• _WHAT NEEDS TO BE DONE_
Exact reproduction of the data is required, with images excluded.

• _INPUT MATERIAL_
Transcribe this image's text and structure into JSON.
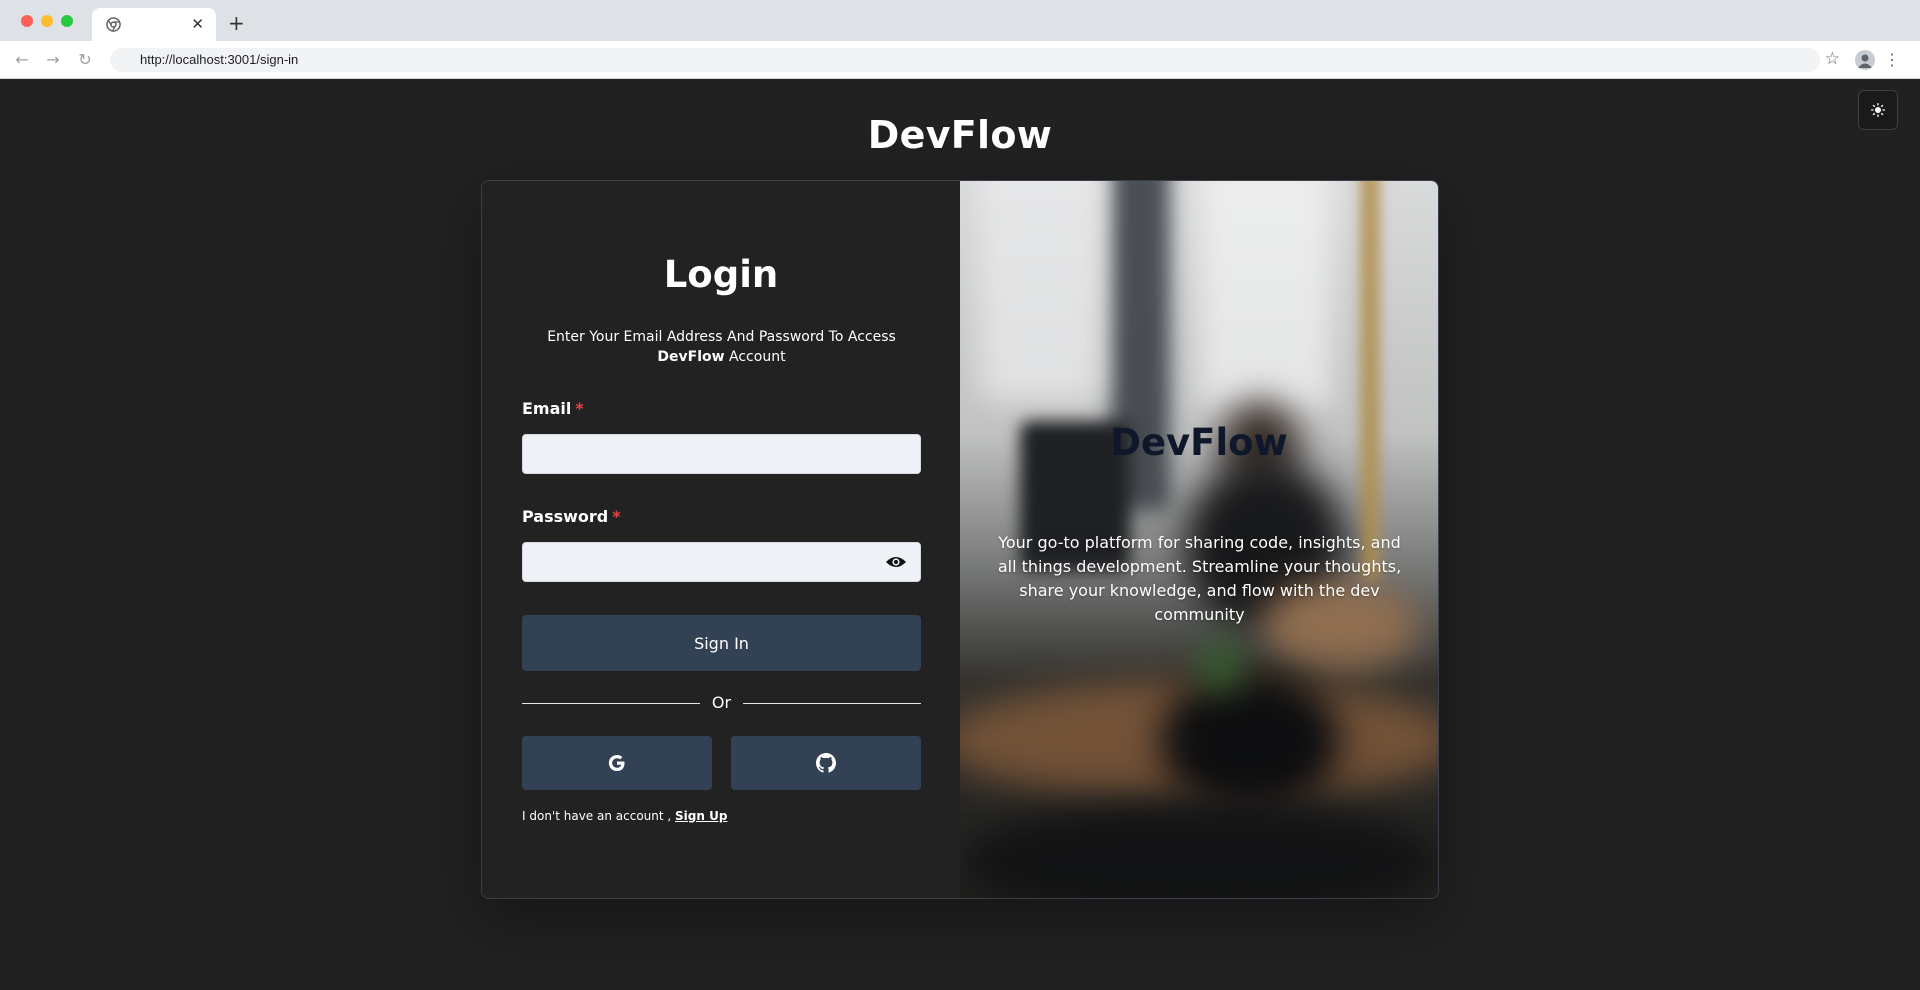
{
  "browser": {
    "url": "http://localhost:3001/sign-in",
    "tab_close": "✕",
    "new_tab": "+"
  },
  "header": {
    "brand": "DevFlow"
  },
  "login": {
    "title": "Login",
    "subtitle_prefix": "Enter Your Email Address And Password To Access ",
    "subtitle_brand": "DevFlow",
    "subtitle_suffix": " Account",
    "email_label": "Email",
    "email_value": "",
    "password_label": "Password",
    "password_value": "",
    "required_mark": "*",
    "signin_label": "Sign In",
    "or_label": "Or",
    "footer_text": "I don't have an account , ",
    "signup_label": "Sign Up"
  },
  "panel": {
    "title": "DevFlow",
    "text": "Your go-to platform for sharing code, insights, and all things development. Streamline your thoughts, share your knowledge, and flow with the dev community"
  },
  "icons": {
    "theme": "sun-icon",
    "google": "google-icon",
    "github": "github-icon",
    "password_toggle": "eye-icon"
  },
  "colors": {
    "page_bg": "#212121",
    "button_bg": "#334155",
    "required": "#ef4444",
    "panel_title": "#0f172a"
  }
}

• _CORRECT ANSWER_
Transcribe this image's text and structure into JSON.
{
  "browser": {
    "url": "http://localhost:3001/sign-in",
    "tab_close": "✕",
    "new_tab": "+"
  },
  "header": {
    "brand": "DevFlow"
  },
  "login": {
    "title": "Login",
    "subtitle_prefix": "Enter Your Email Address And Password To Access ",
    "subtitle_brand": "DevFlow",
    "subtitle_suffix": " Account",
    "email_label": "Email",
    "email_value": "",
    "password_label": "Password",
    "password_value": "",
    "required_mark": "*",
    "signin_label": "Sign In",
    "or_label": "Or",
    "footer_text": "I don't have an account , ",
    "signup_label": "Sign Up"
  },
  "panel": {
    "title": "DevFlow",
    "text": "Your go-to platform for sharing code, insights, and all things development. Streamline your thoughts, share your knowledge, and flow with the dev community"
  },
  "icons": {
    "theme": "sun-icon",
    "google": "google-icon",
    "github": "github-icon",
    "password_toggle": "eye-icon"
  },
  "colors": {
    "page_bg": "#212121",
    "button_bg": "#334155",
    "required": "#ef4444",
    "panel_title": "#0f172a"
  }
}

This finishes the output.